__MATERIAL PROVIDED__.
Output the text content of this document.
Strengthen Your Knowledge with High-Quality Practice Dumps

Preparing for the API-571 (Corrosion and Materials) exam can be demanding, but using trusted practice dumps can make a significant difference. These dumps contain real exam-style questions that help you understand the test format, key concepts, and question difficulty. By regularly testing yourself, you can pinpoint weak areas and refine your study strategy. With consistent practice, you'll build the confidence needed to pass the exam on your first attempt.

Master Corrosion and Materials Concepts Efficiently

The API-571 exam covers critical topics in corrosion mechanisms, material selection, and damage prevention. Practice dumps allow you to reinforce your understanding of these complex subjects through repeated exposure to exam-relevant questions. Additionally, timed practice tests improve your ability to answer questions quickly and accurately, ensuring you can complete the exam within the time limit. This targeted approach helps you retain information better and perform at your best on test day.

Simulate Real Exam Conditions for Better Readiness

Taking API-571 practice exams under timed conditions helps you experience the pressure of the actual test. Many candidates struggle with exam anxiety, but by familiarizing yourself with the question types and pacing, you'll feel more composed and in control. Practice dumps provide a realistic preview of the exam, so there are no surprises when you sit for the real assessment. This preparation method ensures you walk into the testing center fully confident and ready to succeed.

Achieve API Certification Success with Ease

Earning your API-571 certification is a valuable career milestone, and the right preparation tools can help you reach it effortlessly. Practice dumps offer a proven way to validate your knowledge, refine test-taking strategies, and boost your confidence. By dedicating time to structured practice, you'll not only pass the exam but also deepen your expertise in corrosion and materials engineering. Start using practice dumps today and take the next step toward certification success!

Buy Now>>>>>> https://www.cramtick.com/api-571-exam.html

__TASK DIRECTIONS__.
Go through the listing above and list every line that has the word "testing".

__FULL ANSWER__.
Preparing for the API-571 (Corrosion and Materials) exam can be demanding, but using trusted practice dumps can make a significant difference. These dumps contain real exam-style questions that help you understand the test format, key concepts, and question difficulty. By regularly testing yourself, you can pinpoint weak areas and refine your study strategy. With consistent practice, you'll build the confidence needed to pass the exam on your first attempt.
Taking API-571 practice exams under timed conditions helps you experience the pressure of the actual test. Many candidates struggle with exam anxiety, but by familiarizing yourself with the question types and pacing, you'll feel more composed and in control. Practice dumps provide a realistic preview of the exam, so there are no surprises when you sit for the real assessment. This preparation method ensures you walk into the testing center fully confident and ready to succeed.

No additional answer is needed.